====== Material provided ======

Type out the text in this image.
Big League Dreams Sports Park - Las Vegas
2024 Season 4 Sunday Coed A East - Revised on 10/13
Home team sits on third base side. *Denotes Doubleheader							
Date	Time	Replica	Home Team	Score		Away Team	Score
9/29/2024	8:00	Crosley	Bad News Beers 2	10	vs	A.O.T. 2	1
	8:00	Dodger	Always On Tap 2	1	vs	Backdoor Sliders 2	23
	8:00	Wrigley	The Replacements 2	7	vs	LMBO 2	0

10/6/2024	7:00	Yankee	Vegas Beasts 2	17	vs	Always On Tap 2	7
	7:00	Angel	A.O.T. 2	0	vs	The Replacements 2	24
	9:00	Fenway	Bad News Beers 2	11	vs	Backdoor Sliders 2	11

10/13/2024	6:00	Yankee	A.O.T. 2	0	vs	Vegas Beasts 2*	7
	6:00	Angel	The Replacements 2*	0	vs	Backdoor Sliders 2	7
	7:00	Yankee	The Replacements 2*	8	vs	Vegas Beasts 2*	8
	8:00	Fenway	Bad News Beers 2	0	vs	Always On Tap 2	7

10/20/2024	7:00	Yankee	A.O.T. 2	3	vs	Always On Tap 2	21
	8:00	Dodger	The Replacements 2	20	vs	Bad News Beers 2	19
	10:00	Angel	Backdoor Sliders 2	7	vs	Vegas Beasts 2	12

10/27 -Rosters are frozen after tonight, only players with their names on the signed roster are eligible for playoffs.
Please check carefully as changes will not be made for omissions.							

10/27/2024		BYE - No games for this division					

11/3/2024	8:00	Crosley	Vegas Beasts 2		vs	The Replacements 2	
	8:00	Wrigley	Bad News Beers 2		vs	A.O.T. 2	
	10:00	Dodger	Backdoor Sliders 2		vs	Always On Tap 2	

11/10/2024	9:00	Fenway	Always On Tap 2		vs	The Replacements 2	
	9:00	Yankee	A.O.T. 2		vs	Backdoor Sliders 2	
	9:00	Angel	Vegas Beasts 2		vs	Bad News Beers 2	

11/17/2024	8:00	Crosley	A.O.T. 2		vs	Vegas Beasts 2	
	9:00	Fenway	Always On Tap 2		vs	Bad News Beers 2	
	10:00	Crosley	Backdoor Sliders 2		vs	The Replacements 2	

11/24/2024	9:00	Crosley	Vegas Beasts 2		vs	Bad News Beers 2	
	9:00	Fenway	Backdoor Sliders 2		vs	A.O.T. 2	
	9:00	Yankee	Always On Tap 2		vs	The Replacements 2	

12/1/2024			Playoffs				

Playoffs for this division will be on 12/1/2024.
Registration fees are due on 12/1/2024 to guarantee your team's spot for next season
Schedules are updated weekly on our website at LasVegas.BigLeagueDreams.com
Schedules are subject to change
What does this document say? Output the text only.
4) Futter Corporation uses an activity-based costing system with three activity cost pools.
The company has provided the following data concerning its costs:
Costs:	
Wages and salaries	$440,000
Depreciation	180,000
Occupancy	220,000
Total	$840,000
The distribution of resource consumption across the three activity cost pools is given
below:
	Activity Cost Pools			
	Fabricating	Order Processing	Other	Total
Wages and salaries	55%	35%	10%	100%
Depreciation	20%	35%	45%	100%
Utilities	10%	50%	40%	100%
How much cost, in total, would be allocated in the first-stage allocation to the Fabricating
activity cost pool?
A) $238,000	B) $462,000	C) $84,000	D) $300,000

======

## Exercise goal:
Repeat the listing exactly, from its first line to its last.

## Exercise answer:
Type out the text in this image.
Big League Dreams Sports Park - Las Vegas
2024 Season 4 Sunday Coed A East - Revised on 10/13
Home team sits on third base side. *Denotes Doubleheader							
Date	Time	Replica	Home Team	Score		Away Team	Score
9/29/2024	8:00	Crosley	Bad News Beers 2	10	vs	A.O.T. 2	1
	8:00	Dodger	Always On Tap 2	1	vs	Backdoor Sliders 2	23
	8:00	Wrigley	The Replacements 2	7	vs	LMBO 2	0

10/6/2024	7:00	Yankee	Vegas Beasts 2	17	vs	Always On Tap 2	7
	7:00	Angel	A.O.T. 2	0	vs	The Replacements 2	24
	9:00	Fenway	Bad News Beers 2	11	vs	Backdoor Sliders 2	11

10/13/2024	6:00	Yankee	A.O.T. 2	0	vs	Vegas Beasts 2*	7
	6:00	Angel	The Replacements 2*	0	vs	Backdoor Sliders 2	7
	7:00	Yankee	The Replacements 2*	8	vs	Vegas Beasts 2*	8
	8:00	Fenway	Bad News Beers 2	0	vs	Always On Tap 2	7

10/20/2024	7:00	Yankee	A.O.T. 2	3	vs	Always On Tap 2	21
	8:00	Dodger	The Replacements 2	20	vs	Bad News Beers 2	19
	10:00	Angel	Backdoor Sliders 2	7	vs	Vegas Beasts 2	12

10/27 -Rosters are frozen after tonight, only players with their names on the signed roster are eligible for playoffs.
Please check carefully as changes will not be made for omissions.							

10/27/2024		BYE - No games for this division					

11/3/2024	8:00	Crosley	Vegas Beasts 2		vs	The Replacements 2	
	8:00	Wrigley	Bad News Beers 2		vs	A.O.T. 2	
	10:00	Dodger	Backdoor Sliders 2		vs	Always On Tap 2	

11/10/2024	9:00	Fenway	Always On Tap 2		vs	The Replacements 2	
	9:00	Yankee	A.O.T. 2		vs	Backdoor Sliders 2	
	9:00	Angel	Vegas Beasts 2		vs	Bad News Beers 2	

11/17/2024	8:00	Crosley	A.O.T. 2		vs	Vegas Beasts 2	
	9:00	Fenway	Always On Tap 2		vs	Bad News Beers 2	
	10:00	Crosley	Backdoor Sliders 2		vs	The Replacements 2	

11/24/2024	9:00	Crosley	Vegas Beasts 2		vs	Bad News Beers 2	
	9:00	Fenway	Backdoor Sliders 2		vs	A.O.T. 2	
	9:00	Yankee	Always On Tap 2		vs	The Replacements 2	

12/1/2024			Playoffs				

Playoffs for this division will be on 12/1/2024.
Registration fees are due on 12/1/2024 to guarantee your team's spot for next season
Schedules are updated weekly on our website at LasVegas.BigLeagueDreams.com
Schedules are subject to change
What does this document say? Output the text only.
4) Futter Corporation uses an activity-based costing system with three activity cost pools.
The company has provided the following data concerning its costs:
Costs:	
Wages and salaries	$440,000
Depreciation	180,000
Occupancy	220,000
Total	$840,000
The distribution of resource consumption across the three activity cost pools is given
below:
	Activity Cost Pools			
	Fabricating	Order Processing	Other	Total
Wages and salaries	55%	35%	10%	100%
Depreciation	20%	35%	45%	100%
Utilities	10%	50%	40%	100%
How much cost, in total, would be allocated in the first-stage allocation to the Fabricating
activity cost pool?
A) $238,000	B) $462,000	C) $84,000	D) $300,000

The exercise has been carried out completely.